§ **Problem to solve**:
Extract all of the entries and set them down verbatim.

########

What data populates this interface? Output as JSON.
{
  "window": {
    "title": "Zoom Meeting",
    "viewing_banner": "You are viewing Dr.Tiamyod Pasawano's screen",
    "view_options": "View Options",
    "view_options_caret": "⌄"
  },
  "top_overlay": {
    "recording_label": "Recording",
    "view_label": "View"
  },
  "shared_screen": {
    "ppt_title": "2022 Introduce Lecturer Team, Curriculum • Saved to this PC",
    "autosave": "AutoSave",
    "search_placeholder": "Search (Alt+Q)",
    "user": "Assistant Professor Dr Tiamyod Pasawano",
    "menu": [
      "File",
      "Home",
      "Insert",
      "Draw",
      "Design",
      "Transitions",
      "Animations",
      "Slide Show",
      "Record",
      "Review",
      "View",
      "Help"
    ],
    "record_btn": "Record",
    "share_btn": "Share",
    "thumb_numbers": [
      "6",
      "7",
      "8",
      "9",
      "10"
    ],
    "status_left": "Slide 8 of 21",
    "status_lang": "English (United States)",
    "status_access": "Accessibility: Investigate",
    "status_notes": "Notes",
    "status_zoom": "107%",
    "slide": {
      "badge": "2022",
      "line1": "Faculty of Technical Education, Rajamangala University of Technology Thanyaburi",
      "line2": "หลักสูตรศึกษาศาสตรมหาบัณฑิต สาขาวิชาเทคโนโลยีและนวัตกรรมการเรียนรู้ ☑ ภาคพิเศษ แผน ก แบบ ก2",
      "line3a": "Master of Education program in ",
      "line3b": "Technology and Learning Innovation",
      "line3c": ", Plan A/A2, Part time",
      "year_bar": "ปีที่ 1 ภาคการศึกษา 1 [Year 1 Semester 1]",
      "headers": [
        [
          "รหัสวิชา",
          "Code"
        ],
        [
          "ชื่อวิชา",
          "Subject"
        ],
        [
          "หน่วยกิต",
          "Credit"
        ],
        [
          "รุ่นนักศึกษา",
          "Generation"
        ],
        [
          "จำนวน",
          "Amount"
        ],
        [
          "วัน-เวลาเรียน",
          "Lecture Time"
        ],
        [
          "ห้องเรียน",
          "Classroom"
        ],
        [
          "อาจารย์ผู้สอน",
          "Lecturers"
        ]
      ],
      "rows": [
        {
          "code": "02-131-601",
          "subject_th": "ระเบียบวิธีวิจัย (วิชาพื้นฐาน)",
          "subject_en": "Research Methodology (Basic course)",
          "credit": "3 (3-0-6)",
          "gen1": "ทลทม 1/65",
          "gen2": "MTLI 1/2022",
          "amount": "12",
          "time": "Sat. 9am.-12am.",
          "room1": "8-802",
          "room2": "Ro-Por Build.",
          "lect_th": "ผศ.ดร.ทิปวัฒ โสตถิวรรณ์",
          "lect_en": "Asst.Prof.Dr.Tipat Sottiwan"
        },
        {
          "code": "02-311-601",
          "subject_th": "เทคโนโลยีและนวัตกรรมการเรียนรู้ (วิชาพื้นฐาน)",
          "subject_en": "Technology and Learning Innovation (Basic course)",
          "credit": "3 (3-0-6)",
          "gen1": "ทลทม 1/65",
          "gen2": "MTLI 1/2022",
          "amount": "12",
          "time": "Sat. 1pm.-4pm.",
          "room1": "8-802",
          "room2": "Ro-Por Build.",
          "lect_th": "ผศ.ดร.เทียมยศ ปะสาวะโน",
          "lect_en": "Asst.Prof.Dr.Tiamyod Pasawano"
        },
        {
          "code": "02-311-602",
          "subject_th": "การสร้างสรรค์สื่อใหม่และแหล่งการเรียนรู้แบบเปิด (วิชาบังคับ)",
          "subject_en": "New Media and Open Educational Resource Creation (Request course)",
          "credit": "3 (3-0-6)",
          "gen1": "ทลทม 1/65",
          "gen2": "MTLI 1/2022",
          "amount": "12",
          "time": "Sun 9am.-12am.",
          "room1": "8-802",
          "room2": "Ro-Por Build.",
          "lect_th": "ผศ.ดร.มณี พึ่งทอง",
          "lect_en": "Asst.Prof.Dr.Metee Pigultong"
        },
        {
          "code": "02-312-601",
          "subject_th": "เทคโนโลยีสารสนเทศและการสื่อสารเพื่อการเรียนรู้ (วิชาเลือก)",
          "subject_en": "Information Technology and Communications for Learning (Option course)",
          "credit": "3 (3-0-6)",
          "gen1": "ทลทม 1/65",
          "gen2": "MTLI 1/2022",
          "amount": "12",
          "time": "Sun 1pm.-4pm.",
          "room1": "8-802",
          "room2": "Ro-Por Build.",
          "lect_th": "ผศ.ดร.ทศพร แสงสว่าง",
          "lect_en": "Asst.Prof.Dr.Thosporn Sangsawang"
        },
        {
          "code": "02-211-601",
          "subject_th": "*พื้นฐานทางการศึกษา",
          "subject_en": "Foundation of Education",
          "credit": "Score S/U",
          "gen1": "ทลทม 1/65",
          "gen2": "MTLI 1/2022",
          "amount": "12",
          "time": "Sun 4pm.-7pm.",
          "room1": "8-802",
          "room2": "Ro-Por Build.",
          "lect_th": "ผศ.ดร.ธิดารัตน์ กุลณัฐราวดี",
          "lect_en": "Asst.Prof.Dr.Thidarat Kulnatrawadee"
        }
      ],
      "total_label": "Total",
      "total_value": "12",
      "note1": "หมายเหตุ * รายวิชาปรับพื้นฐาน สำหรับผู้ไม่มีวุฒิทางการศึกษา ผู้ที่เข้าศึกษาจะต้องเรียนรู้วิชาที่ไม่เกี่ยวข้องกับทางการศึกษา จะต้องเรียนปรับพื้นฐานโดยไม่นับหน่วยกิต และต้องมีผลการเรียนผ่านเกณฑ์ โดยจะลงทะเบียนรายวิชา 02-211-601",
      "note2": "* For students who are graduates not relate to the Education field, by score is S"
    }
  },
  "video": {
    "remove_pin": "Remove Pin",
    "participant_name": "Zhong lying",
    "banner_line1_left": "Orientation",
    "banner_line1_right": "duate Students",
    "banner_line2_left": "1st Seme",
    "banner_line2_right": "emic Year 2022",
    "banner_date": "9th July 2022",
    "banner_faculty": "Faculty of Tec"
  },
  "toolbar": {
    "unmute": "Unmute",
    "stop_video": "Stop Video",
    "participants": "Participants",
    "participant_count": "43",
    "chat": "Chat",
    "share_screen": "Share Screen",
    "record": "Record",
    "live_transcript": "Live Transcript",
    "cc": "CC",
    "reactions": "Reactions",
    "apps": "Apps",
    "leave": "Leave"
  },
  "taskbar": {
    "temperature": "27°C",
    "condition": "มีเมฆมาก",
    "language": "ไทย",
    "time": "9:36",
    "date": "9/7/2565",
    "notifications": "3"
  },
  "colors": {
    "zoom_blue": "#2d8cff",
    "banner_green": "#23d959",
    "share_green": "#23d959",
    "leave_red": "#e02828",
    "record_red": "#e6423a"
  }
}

########

§ **Final answer**:
What data populates this interface? Output as JSON.
{
  "window": {
    "title": "Zoom Meeting",
    "viewing_banner": "You are viewing Dr.Tiamyod Pasawano's screen",
    "view_options": "View Options",
    "view_options_caret": "⌄"
  },
  "top_overlay": {
    "recording_label": "Recording",
    "view_label": "View"
  },
  "shared_screen": {
    "ppt_title": "2022 Introduce Lecturer Team, Curriculum • Saved to this PC",
    "autosave": "AutoSave",
    "search_placeholder": "Search (Alt+Q)",
    "user": "Assistant Professor Dr Tiamyod Pasawano",
    "menu": [
      "File",
      "Home",
      "Insert",
      "Draw",
      "Design",
      "Transitions",
      "Animations",
      "Slide Show",
      "Record",
      "Review",
      "View",
      "Help"
    ],
    "record_btn": "Record",
    "share_btn": "Share",
    "thumb_numbers": [
      "6",
      "7",
      "8",
      "9",
      "10"
    ],
    "status_left": "Slide 8 of 21",
    "status_lang": "English (United States)",
    "status_access": "Accessibility: Investigate",
    "status_notes": "Notes",
    "status_zoom": "107%",
    "slide": {
      "badge": "2022",
      "line1": "Faculty of Technical Education, Rajamangala University of Technology Thanyaburi",
      "line2": "หลักสูตรศึกษาศาสตรมหาบัณฑิต สาขาวิชาเทคโนโลยีและนวัตกรรมการเรียนรู้ ☑ ภาคพิเศษ แผน ก แบบ ก2",
      "line3a": "Master of Education program in ",
      "line3b": "Technology and Learning Innovation",
      "line3c": ", Plan A/A2, Part time",
      "year_bar": "ปีที่ 1 ภาคการศึกษา 1 [Year 1 Semester 1]",
      "headers": [
        [
          "รหัสวิชา",
          "Code"
        ],
        [
          "ชื่อวิชา",
          "Subject"
        ],
        [
          "หน่วยกิต",
          "Credit"
        ],
        [
          "รุ่นนักศึกษา",
          "Generation"
        ],
        [
          "จำนวน",
          "Amount"
        ],
        [
          "วัน-เวลาเรียน",
          "Lecture Time"
        ],
        [
          "ห้องเรียน",
          "Classroom"
        ],
        [
          "อาจารย์ผู้สอน",
          "Lecturers"
        ]
      ],
      "rows": [
        {
          "code": "02-131-601",
          "subject_th": "ระเบียบวิธีวิจัย (วิชาพื้นฐาน)",
          "subject_en": "Research Methodology (Basic course)",
          "credit": "3 (3-0-6)",
          "gen1": "ทลทม 1/65",
          "gen2": "MTLI 1/2022",
          "amount": "12",
          "time": "Sat. 9am.-12am.",
          "room1": "8-802",
          "room2": "Ro-Por Build.",
          "lect_th": "ผศ.ดร.ทิปวัฒ โสตถิวรรณ์",
          "lect_en": "Asst.Prof.Dr.Tipat Sottiwan"
        },
        {
          "code": "02-311-601",
          "subject_th": "เทคโนโลยีและนวัตกรรมการเรียนรู้ (วิชาพื้นฐาน)",
          "subject_en": "Technology and Learning Innovation (Basic course)",
          "credit": "3 (3-0-6)",
          "gen1": "ทลทม 1/65",
          "gen2": "MTLI 1/2022",
          "amount": "12",
          "time": "Sat. 1pm.-4pm.",
          "room1": "8-802",
          "room2": "Ro-Por Build.",
          "lect_th": "ผศ.ดร.เทียมยศ ปะสาวะโน",
          "lect_en": "Asst.Prof.Dr.Tiamyod Pasawano"
        },
        {
          "code": "02-311-602",
          "subject_th": "การสร้างสรรค์สื่อใหม่และแหล่งการเรียนรู้แบบเปิด (วิชาบังคับ)",
          "subject_en": "New Media and Open Educational Resource Creation (Request course)",
          "credit": "3 (3-0-6)",
          "gen1": "ทลทม 1/65",
          "gen2": "MTLI 1/2022",
          "amount": "12",
          "time": "Sun 9am.-12am.",
          "room1": "8-802",
          "room2": "Ro-Por Build.",
          "lect_th": "ผศ.ดร.มณี พึ่งทอง",
          "lect_en": "Asst.Prof.Dr.Metee Pigultong"
        },
        {
          "code": "02-312-601",
          "subject_th": "เทคโนโลยีสารสนเทศและการสื่อสารเพื่อการเรียนรู้ (วิชาเลือก)",
          "subject_en": "Information Technology and Communications for Learning (Option course)",
          "credit": "3 (3-0-6)",
          "gen1": "ทลทม 1/65",
          "gen2": "MTLI 1/2022",
          "amount": "12",
          "time": "Sun 1pm.-4pm.",
          "room1": "8-802",
          "room2": "Ro-Por Build.",
          "lect_th": "ผศ.ดร.ทศพร แสงสว่าง",
          "lect_en": "Asst.Prof.Dr.Thosporn Sangsawang"
        },
        {
          "code": "02-211-601",
          "subject_th": "*พื้นฐานทางการศึกษา",
          "subject_en": "Foundation of Education",
          "credit": "Score S/U",
          "gen1": "ทลทม 1/65",
          "gen2": "MTLI 1/2022",
          "amount": "12",
          "time": "Sun 4pm.-7pm.",
          "room1": "8-802",
          "room2": "Ro-Por Build.",
          "lect_th": "ผศ.ดร.ธิดารัตน์ กุลณัฐราวดี",
          "lect_en": "Asst.Prof.Dr.Thidarat Kulnatrawadee"
        }
      ],
      "total_label": "Total",
      "total_value": "12",
      "note1": "หมายเหตุ * รายวิชาปรับพื้นฐาน สำหรับผู้ไม่มีวุฒิทางการศึกษา ผู้ที่เข้าศึกษาจะต้องเรียนรู้วิชาที่ไม่เกี่ยวข้องกับทางการศึกษา จะต้องเรียนปรับพื้นฐานโดยไม่นับหน่วยกิต และต้องมีผลการเรียนผ่านเกณฑ์ โดยจะลงทะเบียนรายวิชา 02-211-601",
      "note2": "* For students who are graduates not relate to the Education field, by score is S"
    }
  },
  "video": {
    "remove_pin": "Remove Pin",
    "participant_name": "Zhong lying",
    "banner_line1_left": "Orientation",
    "banner_line1_right": "duate Students",
    "banner_line2_left": "1st Seme",
    "banner_line2_right": "emic Year 2022",
    "banner_date": "9th July 2022",
    "banner_faculty": "Faculty of Tec"
  },
  "toolbar": {
    "unmute": "Unmute",
    "stop_video": "Stop Video",
    "participants": "Participants",
    "participant_count": "43",
    "chat": "Chat",
    "share_screen": "Share Screen",
    "record": "Record",
    "live_transcript": "Live Transcript",
    "cc": "CC",
    "reactions": "Reactions",
    "apps": "Apps",
    "leave": "Leave"
  },
  "taskbar": {
    "temperature": "27°C",
    "condition": "มีเมฆมาก",
    "language": "ไทย",
    "time": "9:36",
    "date": "9/7/2565",
    "notifications": "3"
  },
  "colors": {
    "zoom_blue": "#2d8cff",
    "banner_green": "#23d959",
    "share_green": "#23d959",
    "leave_red": "#e02828",
    "record_red": "#e6423a"
  }
}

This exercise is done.